→ **Listed records**:
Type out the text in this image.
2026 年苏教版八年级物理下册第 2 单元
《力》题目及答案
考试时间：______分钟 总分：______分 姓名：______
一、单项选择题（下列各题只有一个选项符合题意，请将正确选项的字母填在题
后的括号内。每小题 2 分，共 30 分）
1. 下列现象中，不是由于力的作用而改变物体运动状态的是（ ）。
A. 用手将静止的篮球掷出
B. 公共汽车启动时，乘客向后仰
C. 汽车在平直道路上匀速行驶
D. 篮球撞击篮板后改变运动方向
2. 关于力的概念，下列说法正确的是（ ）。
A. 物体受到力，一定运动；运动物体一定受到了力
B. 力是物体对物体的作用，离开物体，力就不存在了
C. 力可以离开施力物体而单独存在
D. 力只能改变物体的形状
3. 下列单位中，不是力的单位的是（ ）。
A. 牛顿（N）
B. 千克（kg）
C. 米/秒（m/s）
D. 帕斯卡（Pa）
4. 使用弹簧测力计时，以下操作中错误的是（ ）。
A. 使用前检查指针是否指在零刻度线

→ **Your goal**: Write out every line from the records above, word for word.

→ **Exercise response**:
Type out the text in this image.
2026 年苏教版八年级物理下册第 2 单元
《力》题目及答案
考试时间：______分钟 总分：______分 姓名：______
一、单项选择题（下列各题只有一个选项符合题意，请将正确选项的字母填在题
后的括号内。每小题 2 分，共 30 分）
1. 下列现象中，不是由于力的作用而改变物体运动状态的是（ ）。
A. 用手将静止的篮球掷出
B. 公共汽车启动时，乘客向后仰
C. 汽车在平直道路上匀速行驶
D. 篮球撞击篮板后改变运动方向
2. 关于力的概念，下列说法正确的是（ ）。
A. 物体受到力，一定运动；运动物体一定受到了力
B. 力是物体对物体的作用，离开物体，力就不存在了
C. 力可以离开施力物体而单独存在
D. 力只能改变物体的形状
3. 下列单位中，不是力的单位的是（ ）。
A. 牛顿（N）
B. 千克（kg）
C. 米/秒（m/s）
D. 帕斯卡（Pa）
4. 使用弹簧测力计时，以下操作中错误的是（ ）。
A. 使用前检查指针是否指在零刻度线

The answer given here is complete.